Extract each line holding the word "ffffff" from the entries.

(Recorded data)
───

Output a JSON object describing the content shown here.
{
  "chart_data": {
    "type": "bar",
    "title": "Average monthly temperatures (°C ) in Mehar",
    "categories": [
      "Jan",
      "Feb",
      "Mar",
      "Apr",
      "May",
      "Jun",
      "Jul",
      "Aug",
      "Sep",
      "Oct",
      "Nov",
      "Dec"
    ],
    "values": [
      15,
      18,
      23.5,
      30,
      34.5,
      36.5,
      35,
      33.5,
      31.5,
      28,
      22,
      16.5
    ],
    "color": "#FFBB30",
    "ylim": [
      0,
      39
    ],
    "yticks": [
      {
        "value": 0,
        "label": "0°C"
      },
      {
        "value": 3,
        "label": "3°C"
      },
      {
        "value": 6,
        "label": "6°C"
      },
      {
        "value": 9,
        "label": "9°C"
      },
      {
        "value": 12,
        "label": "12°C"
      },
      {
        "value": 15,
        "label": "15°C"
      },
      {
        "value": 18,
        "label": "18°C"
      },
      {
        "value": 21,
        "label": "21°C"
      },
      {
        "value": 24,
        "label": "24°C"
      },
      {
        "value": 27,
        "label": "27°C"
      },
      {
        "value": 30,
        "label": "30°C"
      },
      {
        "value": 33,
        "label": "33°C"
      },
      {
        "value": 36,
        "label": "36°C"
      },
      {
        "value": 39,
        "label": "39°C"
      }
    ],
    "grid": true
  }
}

───

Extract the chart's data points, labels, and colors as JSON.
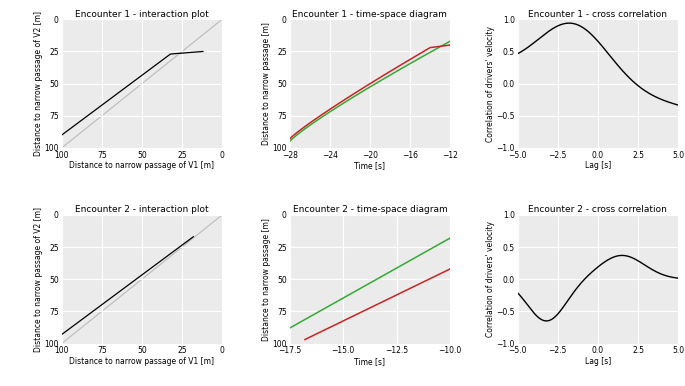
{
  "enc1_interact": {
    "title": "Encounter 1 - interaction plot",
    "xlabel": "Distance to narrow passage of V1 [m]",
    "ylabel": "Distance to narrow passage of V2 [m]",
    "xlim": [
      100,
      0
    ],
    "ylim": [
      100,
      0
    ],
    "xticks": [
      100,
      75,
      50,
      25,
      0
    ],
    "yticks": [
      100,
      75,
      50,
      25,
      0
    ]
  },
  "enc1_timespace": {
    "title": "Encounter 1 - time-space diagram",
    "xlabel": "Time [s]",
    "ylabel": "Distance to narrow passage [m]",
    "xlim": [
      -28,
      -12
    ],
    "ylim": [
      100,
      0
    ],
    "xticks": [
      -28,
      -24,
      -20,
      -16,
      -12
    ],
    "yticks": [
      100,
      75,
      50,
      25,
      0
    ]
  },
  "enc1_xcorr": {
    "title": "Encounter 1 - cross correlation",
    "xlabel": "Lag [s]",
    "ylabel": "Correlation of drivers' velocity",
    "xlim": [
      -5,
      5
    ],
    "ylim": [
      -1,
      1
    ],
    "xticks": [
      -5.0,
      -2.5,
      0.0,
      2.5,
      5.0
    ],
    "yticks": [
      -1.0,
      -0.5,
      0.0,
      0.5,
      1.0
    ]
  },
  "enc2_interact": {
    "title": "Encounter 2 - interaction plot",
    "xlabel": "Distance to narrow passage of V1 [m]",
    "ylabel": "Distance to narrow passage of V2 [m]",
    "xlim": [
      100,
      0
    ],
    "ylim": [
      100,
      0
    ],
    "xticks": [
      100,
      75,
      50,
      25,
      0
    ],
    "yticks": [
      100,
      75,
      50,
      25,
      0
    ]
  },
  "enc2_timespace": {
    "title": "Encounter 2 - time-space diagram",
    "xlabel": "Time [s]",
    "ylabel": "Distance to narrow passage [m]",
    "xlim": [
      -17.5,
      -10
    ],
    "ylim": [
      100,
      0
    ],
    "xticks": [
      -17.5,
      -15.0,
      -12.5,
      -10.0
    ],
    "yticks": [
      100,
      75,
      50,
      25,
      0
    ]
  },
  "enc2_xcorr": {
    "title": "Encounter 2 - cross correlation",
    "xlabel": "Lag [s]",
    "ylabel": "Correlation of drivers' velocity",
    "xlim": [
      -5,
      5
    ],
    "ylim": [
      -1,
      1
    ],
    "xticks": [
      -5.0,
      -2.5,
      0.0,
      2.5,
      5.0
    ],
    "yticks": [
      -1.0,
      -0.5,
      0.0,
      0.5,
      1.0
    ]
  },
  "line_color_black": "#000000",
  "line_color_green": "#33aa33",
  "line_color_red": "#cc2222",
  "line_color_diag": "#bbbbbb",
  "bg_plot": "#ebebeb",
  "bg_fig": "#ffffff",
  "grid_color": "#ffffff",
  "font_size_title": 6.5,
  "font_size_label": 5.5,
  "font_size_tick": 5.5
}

───

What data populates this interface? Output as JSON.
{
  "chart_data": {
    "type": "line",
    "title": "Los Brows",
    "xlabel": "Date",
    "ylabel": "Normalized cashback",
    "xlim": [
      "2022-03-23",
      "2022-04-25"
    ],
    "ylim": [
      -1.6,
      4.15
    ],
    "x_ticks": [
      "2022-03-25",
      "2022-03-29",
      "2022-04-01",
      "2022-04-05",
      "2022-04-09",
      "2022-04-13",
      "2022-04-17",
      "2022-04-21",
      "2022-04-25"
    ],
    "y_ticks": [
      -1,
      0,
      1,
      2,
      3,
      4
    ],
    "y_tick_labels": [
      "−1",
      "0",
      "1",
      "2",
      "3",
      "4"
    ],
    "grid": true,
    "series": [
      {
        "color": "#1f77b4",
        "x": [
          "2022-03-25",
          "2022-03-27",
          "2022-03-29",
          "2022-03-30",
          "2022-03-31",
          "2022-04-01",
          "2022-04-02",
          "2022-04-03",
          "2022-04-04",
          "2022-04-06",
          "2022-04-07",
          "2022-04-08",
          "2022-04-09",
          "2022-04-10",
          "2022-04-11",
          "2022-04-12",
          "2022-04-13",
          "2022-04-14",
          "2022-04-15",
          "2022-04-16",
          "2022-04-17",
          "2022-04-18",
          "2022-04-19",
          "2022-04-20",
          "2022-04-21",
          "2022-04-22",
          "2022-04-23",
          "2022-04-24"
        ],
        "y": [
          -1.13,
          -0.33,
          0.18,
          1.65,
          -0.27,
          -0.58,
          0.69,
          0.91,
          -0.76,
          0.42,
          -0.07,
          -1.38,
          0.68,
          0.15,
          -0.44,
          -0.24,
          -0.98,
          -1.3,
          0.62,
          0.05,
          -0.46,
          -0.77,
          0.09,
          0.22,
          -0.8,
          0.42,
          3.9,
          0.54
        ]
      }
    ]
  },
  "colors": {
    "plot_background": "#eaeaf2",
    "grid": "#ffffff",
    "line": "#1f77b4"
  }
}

───

◆ SOLUTION TO THE PROBLEM ◆
  "bg_fig": "#ffffff",
  "grid_color": "#ffffff",
    "grid": "#ffffff",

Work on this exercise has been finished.